Task statement
Please retype the passage about the jury's verdict, everything from "His Honor then" down to "of Not Guilty.".

His Honor then proceeded
to his summing up of the case before the court, and left it to the
jury, who after a short consultation returned a verdict of Not Guilty.

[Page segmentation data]
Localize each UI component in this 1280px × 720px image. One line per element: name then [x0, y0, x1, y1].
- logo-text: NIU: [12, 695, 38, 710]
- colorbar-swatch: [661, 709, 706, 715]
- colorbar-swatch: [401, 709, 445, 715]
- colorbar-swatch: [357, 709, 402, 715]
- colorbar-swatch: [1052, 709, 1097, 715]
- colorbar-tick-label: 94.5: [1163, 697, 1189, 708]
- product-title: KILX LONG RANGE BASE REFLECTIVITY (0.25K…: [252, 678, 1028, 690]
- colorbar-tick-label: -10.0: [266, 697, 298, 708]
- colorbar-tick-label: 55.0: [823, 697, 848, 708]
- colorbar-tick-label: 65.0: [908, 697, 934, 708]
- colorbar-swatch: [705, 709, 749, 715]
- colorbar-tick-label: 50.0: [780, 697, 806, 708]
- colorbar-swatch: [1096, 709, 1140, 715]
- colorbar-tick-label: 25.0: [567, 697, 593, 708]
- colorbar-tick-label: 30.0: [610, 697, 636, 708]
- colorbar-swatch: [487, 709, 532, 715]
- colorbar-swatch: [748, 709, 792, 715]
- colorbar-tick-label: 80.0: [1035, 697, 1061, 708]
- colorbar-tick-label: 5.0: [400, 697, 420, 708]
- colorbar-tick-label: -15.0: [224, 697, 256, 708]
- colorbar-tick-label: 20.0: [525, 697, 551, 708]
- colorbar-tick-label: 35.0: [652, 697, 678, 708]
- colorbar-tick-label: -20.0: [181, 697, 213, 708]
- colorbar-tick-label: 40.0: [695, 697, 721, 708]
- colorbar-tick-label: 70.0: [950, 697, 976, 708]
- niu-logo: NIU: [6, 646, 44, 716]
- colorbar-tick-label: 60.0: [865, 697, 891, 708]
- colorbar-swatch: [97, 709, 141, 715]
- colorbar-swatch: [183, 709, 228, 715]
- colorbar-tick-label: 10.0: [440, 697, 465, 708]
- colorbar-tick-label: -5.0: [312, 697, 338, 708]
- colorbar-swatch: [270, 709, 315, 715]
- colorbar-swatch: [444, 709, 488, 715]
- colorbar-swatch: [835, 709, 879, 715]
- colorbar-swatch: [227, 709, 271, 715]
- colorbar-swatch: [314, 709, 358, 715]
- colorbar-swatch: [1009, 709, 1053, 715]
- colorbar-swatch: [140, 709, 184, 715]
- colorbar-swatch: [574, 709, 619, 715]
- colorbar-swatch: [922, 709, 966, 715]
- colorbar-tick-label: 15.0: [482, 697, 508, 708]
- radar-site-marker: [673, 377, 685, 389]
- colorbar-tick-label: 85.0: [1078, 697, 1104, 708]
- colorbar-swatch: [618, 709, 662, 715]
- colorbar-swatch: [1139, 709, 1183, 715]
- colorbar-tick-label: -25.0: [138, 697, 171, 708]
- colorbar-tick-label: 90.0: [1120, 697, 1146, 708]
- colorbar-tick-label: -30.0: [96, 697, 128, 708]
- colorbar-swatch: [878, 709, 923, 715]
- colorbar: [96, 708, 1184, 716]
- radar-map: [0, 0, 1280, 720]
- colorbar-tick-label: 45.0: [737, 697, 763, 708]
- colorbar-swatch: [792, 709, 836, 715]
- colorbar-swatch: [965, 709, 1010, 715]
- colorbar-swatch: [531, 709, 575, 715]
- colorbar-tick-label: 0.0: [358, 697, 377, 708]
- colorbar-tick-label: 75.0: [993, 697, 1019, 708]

Output for this exercise
His Honor then proceeded
to his summing up of the case before the court, and left it to the
jury, who after a short consultation returned a verdict of Not Guilty.